TASK OBJECTIVE:
Tally the lines holding the word "Christ" and state the count by itself.

DATA FOR PROCESSING:

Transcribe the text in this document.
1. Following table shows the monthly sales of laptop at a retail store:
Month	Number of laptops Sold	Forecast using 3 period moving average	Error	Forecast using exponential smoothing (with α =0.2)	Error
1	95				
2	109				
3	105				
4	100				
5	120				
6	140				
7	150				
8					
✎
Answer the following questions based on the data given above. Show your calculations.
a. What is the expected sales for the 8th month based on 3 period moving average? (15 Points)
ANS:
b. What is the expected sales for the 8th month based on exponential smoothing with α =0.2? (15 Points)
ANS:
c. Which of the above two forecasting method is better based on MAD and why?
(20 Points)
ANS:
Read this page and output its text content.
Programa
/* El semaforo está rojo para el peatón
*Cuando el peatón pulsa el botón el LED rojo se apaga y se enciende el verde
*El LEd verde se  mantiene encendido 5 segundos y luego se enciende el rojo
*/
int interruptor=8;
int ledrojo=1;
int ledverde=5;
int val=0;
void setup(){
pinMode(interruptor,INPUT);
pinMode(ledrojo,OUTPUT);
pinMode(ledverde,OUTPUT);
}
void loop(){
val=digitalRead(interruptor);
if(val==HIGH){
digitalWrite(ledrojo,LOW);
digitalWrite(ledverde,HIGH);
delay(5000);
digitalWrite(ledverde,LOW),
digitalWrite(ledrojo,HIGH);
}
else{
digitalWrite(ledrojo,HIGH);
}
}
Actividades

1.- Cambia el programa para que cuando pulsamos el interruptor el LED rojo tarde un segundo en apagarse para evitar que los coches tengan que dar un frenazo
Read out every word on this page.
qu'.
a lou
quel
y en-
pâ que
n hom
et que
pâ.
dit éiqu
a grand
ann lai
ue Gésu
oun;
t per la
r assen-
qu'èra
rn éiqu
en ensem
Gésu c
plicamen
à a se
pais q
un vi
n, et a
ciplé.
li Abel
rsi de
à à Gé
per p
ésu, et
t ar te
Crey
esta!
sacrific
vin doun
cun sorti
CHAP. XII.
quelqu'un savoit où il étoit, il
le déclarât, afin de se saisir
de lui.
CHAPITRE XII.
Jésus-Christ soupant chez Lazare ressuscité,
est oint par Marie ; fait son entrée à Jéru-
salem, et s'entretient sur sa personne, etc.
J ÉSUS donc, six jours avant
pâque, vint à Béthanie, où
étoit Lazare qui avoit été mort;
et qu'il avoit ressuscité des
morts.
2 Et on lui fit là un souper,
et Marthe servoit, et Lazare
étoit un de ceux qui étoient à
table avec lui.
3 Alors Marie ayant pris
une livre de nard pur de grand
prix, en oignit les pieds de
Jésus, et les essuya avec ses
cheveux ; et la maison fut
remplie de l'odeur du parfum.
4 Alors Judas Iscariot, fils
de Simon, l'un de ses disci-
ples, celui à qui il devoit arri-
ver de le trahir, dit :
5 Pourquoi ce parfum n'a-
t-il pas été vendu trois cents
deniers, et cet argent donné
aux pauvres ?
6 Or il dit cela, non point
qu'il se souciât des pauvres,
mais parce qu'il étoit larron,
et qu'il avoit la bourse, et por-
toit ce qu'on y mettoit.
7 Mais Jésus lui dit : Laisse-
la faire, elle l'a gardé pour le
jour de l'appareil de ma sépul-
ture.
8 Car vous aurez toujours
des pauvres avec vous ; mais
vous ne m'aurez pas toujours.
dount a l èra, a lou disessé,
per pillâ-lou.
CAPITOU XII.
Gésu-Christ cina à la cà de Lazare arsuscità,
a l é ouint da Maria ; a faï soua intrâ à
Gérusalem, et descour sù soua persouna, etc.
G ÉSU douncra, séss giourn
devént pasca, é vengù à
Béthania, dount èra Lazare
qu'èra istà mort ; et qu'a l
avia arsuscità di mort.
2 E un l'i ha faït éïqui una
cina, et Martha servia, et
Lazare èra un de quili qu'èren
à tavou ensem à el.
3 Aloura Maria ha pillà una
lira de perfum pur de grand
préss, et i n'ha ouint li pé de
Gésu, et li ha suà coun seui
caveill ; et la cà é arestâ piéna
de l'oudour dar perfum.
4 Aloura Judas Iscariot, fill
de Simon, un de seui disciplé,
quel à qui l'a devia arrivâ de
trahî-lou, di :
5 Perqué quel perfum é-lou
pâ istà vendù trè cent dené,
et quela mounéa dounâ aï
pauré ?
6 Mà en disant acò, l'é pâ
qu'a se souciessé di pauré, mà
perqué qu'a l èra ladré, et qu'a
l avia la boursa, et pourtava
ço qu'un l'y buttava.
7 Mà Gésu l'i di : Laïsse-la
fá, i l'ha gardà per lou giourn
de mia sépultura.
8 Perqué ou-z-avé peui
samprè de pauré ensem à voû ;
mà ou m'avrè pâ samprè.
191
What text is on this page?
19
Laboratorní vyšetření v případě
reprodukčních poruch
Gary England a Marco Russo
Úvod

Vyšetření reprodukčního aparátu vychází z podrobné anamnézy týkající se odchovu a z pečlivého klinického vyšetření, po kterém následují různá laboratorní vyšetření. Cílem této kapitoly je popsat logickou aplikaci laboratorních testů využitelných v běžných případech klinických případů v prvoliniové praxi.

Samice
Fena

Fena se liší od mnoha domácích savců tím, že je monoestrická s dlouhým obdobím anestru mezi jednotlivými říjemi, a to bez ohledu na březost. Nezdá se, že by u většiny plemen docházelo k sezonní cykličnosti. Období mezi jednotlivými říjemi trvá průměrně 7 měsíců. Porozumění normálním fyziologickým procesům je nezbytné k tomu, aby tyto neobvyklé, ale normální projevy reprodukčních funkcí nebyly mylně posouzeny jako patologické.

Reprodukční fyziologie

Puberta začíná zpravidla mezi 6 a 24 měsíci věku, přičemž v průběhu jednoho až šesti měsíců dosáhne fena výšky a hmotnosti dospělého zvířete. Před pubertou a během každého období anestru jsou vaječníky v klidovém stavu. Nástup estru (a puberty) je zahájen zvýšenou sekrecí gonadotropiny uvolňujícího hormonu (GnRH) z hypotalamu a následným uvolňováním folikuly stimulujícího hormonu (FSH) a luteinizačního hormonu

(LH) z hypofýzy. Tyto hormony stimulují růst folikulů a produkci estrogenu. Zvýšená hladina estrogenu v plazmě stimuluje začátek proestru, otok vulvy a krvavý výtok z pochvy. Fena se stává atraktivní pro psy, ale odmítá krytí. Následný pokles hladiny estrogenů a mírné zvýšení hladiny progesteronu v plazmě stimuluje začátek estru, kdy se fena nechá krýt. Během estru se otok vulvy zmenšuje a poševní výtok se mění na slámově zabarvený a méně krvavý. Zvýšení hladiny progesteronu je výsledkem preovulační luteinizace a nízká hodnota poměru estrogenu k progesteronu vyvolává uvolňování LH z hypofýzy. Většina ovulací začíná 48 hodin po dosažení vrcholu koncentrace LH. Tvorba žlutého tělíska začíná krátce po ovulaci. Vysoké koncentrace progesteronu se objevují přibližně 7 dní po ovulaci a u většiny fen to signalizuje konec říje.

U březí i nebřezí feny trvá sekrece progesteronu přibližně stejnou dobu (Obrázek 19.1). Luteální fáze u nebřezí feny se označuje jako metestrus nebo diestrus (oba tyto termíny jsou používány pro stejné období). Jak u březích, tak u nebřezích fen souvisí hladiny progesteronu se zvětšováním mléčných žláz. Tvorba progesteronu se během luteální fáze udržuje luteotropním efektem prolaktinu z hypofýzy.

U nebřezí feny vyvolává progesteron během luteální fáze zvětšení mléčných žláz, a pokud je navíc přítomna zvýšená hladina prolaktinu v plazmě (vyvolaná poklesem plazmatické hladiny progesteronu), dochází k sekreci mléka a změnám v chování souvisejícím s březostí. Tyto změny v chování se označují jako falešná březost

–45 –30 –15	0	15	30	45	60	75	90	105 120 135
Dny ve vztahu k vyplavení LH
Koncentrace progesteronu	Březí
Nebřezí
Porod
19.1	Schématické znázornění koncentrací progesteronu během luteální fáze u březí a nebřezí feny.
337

TASK RESULT:
2